— EXERCISE OBJECTIVE —
Please copy everything in the records below from the line containing "piece-outline-glyph: ♙: [127, 161, 158, 196]" down to the line containing "square-c7[interactable]: [87, 48, 125, 86]", changing "interactable" to "clickable" and leaving the rest as it is.

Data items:
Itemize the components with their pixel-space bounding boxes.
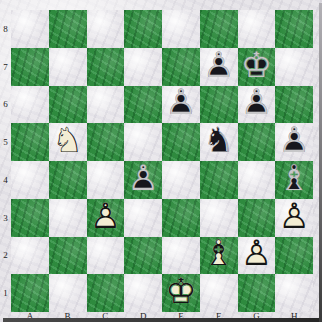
piece-outline-glyph: ♙: [127, 161, 158, 196]
piece-outline-glyph: ♙: [241, 86, 272, 121]
black-pawn-f7[interactable]: ♟♙: [200, 48, 238, 86]
piece-outline-glyph: ♗: [203, 237, 234, 272]
square-f3[interactable]: [200, 199, 238, 237]
square-e5[interactable]: [162, 123, 200, 161]
square-d3[interactable]: [124, 199, 162, 237]
white-knight-b5[interactable]: ♞♘: [49, 123, 87, 161]
rank-label-1: 1: [0, 274, 11, 312]
square-c7[interactable]: [87, 48, 125, 86]
chess-diagram: ♟♙♚♔♟♙♟♙♞♘♞♘♟♙♟♙♝♗♟♙♟♙♝♗♟♙♚♔ 87654321 AB…: [0, 0, 322, 322]
square-g6[interactable]: ♟♙: [238, 86, 276, 124]
square-f5[interactable]: ♞♘: [200, 123, 238, 161]
square-b6[interactable]: [49, 86, 87, 124]
piece-outline-glyph: ♘: [203, 124, 234, 159]
square-b3[interactable]: [49, 199, 87, 237]
white-pawn-g2[interactable]: ♟♙: [238, 237, 276, 275]
piece-fill-glyph: ♟: [127, 161, 158, 196]
square-e4[interactable]: [162, 161, 200, 199]
piece-outline-glyph: ♙: [203, 48, 234, 83]
rank-label-3: 3: [0, 199, 11, 237]
square-h8[interactable]: [275, 10, 313, 48]
square-d5[interactable]: [124, 123, 162, 161]
square-e1[interactable]: ♚♔: [162, 274, 200, 312]
square-e7[interactable]: [162, 48, 200, 86]
square-c8[interactable]: [87, 10, 125, 48]
square-f7[interactable]: ♟♙: [200, 48, 238, 86]
square-a1[interactable]: [11, 274, 49, 312]
piece-outline-glyph: ♗: [278, 161, 309, 196]
black-knight-f5[interactable]: ♞♘: [200, 123, 238, 161]
square-e3[interactable]: [162, 199, 200, 237]
square-e2[interactable]: [162, 237, 200, 275]
piece-outline-glyph: ♙: [278, 124, 309, 159]
piece-outline-glyph: ♙: [165, 86, 196, 121]
square-h3[interactable]: ♟♙: [275, 199, 313, 237]
rank-label-6: 6: [0, 86, 11, 124]
white-king-e1[interactable]: ♚♔: [162, 274, 200, 312]
black-pawn-e6[interactable]: ♟♙: [162, 86, 200, 124]
square-c2[interactable]: [87, 237, 125, 275]
piece-fill-glyph: ♟: [90, 199, 121, 234]
black-bishop-h4[interactable]: ♝♗: [275, 161, 313, 199]
square-g4[interactable]: [238, 161, 276, 199]
rank-label-4: 4: [0, 161, 11, 199]
square-d2[interactable]: [124, 237, 162, 275]
square-h7[interactable]: [275, 48, 313, 86]
piece-outline-glyph: ♙: [241, 237, 272, 272]
black-pawn-h5[interactable]: ♟♙: [275, 123, 313, 161]
piece-fill-glyph: ♟: [241, 86, 272, 121]
square-h2[interactable]: [275, 237, 313, 275]
square-b1[interactable]: [49, 274, 87, 312]
square-g1[interactable]: [238, 274, 276, 312]
piece-fill-glyph: ♞: [203, 124, 234, 159]
square-f1[interactable]: [200, 274, 238, 312]
piece-outline-glyph: ♙: [278, 199, 309, 234]
piece-outline-glyph: ♘: [52, 124, 83, 159]
square-c1[interactable]: [87, 274, 125, 312]
square-b8[interactable]: [49, 10, 87, 48]
square-g2[interactable]: ♟♙: [238, 237, 276, 275]
square-h6[interactable]: [275, 86, 313, 124]
piece-fill-glyph: ♚: [241, 48, 272, 83]
piece-fill-glyph: ♞: [52, 124, 83, 159]
square-a7[interactable]: [11, 48, 49, 86]
piece-fill-glyph: ♟: [165, 86, 196, 121]
square-a4[interactable]: [11, 161, 49, 199]
square-a2[interactable]: [11, 237, 49, 275]
square-e6[interactable]: ♟♙: [162, 86, 200, 124]
chess-board: ♟♙♚♔♟♙♟♙♞♘♞♘♟♙♟♙♝♗♟♙♟♙♝♗♟♙♚♔: [11, 10, 313, 312]
piece-fill-glyph: ♟: [203, 48, 234, 83]
piece-fill-glyph: ♝: [278, 161, 309, 196]
square-g7[interactable]: ♚♔: [238, 48, 276, 86]
piece-fill-glyph: ♟: [278, 199, 309, 234]
square-f2[interactable]: ♝♗: [200, 237, 238, 275]
square-d1[interactable]: [124, 274, 162, 312]
square-f8[interactable]: [200, 10, 238, 48]
rank-label-5: 5: [0, 123, 11, 161]
square-c3[interactable]: ♟♙: [87, 199, 125, 237]
square-a6[interactable]: [11, 86, 49, 124]
piece-outline-glyph: ♙: [90, 199, 121, 234]
piece-fill-glyph: ♝: [203, 237, 234, 272]
square-a5[interactable]: [11, 123, 49, 161]
rank-label-8: 8: [0, 10, 11, 48]
square-f6[interactable]: [200, 86, 238, 124]
square-c6[interactable]: [87, 86, 125, 124]
piece-fill-glyph: ♟: [241, 237, 272, 272]
white-bishop-f2[interactable]: ♝♗: [200, 237, 238, 275]
black-pawn-g6[interactable]: ♟♙: [238, 86, 276, 124]
white-pawn-h3[interactable]: ♟♙: [275, 199, 313, 237]
piece-fill-glyph: ♚: [165, 275, 196, 310]
white-pawn-c3[interactable]: ♟♙: [87, 199, 125, 237]
square-a8[interactable]: [11, 10, 49, 48]
square-e8[interactable]: [162, 10, 200, 48]
square-d8[interactable]: [124, 10, 162, 48]
rank-label-2: 2: [0, 237, 11, 275]
square-h5[interactable]: ♟♙: [275, 123, 313, 161]
square-b4[interactable]: [49, 161, 87, 199]
square-g5[interactable]: [238, 123, 276, 161]
square-b5[interactable]: ♞♘: [49, 123, 87, 161]
piece-outline-glyph: ♔: [165, 275, 196, 310]
square-c5[interactable]: [87, 123, 125, 161]
square-a3[interactable]: [11, 199, 49, 237]
black-pawn-d4[interactable]: ♟♙: [124, 161, 162, 199]
square-g3[interactable]: [238, 199, 276, 237]
square-h4[interactable]: ♝♗: [275, 161, 313, 199]
square-b7[interactable]: [49, 48, 87, 86]
square-d6[interactable]: [124, 86, 162, 124]
square-g8[interactable]: [238, 10, 276, 48]
square-d7[interactable]: [124, 48, 162, 86]
black-king-g7[interactable]: ♚♔: [238, 48, 276, 86]
square-b2[interactable]: [49, 237, 87, 275]
piece-fill-glyph: ♟: [278, 124, 309, 159]
board-shadow-bottom: [3, 318, 322, 322]
square-d4[interactable]: ♟♙: [124, 161, 162, 199]
square-f4[interactable]: [200, 161, 238, 199]
rank-label-7: 7: [0, 48, 11, 86]
square-c4[interactable]: [87, 161, 125, 199]
square-h1[interactable]: [275, 274, 313, 312]
piece-outline-glyph: ♔: [241, 48, 272, 83]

— EXERCISE OUTPUT —
piece-outline-glyph: ♙: [127, 161, 158, 196]
piece-outline-glyph: ♙: [241, 86, 272, 121]
black-pawn-f7[clickable]: ♟♙: [200, 48, 238, 86]
piece-outline-glyph: ♗: [203, 237, 234, 272]
square-f3[clickable]: [200, 199, 238, 237]
square-e5[clickable]: [162, 123, 200, 161]
square-d3[clickable]: [124, 199, 162, 237]
white-knight-b5[clickable]: ♞♘: [49, 123, 87, 161]
rank-label-1: 1: [0, 274, 11, 312]
square-c7[clickable]: [87, 48, 125, 86]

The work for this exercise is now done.